■ Records shown ■
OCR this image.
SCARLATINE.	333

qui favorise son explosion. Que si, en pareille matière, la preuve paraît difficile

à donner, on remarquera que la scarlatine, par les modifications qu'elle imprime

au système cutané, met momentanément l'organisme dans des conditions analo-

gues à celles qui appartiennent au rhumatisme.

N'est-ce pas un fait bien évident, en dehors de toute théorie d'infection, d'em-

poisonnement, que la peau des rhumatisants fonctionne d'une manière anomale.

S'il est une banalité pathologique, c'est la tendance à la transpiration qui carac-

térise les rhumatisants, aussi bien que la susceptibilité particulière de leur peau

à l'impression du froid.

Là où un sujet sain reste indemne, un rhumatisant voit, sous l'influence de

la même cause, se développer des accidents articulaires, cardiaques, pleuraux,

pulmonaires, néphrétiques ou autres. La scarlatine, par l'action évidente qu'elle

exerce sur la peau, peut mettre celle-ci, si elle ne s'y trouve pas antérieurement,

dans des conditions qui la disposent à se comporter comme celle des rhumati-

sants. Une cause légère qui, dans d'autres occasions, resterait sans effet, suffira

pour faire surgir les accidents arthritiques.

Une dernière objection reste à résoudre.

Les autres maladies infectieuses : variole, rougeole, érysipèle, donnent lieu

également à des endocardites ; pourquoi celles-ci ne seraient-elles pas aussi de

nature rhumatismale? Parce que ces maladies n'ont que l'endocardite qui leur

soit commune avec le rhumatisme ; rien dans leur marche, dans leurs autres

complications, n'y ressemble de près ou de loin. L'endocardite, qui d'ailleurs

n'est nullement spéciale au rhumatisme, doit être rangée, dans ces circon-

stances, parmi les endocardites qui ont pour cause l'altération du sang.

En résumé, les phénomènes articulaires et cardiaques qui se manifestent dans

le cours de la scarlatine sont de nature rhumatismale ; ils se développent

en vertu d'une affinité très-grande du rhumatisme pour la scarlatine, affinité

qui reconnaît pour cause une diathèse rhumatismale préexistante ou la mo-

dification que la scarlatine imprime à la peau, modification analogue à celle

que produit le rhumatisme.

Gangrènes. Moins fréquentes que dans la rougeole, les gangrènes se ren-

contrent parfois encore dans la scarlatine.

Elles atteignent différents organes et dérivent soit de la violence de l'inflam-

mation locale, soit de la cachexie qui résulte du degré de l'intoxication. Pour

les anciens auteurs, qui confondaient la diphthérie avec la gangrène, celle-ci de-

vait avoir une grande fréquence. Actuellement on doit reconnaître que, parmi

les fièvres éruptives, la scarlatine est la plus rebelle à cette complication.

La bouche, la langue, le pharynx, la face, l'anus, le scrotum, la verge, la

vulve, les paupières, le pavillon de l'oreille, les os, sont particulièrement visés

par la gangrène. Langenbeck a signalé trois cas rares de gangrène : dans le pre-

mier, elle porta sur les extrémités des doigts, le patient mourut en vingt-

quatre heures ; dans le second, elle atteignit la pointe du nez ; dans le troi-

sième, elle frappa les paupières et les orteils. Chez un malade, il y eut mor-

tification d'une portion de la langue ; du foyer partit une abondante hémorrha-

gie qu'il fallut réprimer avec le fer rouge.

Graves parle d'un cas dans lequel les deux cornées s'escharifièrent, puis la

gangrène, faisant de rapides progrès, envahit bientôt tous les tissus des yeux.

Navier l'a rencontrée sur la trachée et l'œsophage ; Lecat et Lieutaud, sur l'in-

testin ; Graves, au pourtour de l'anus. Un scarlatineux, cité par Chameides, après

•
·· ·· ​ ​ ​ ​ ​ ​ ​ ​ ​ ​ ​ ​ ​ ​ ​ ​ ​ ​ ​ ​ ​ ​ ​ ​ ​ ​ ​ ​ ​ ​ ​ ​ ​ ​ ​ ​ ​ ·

■ Instructions for the task ■
Reproduce each line holding the word "celles".

■ Result ■
gues à celles qui appartiennent au rhumatisme.
également à des endocardites ; pourquoi celles-ci ne seraient-elles pas aussi de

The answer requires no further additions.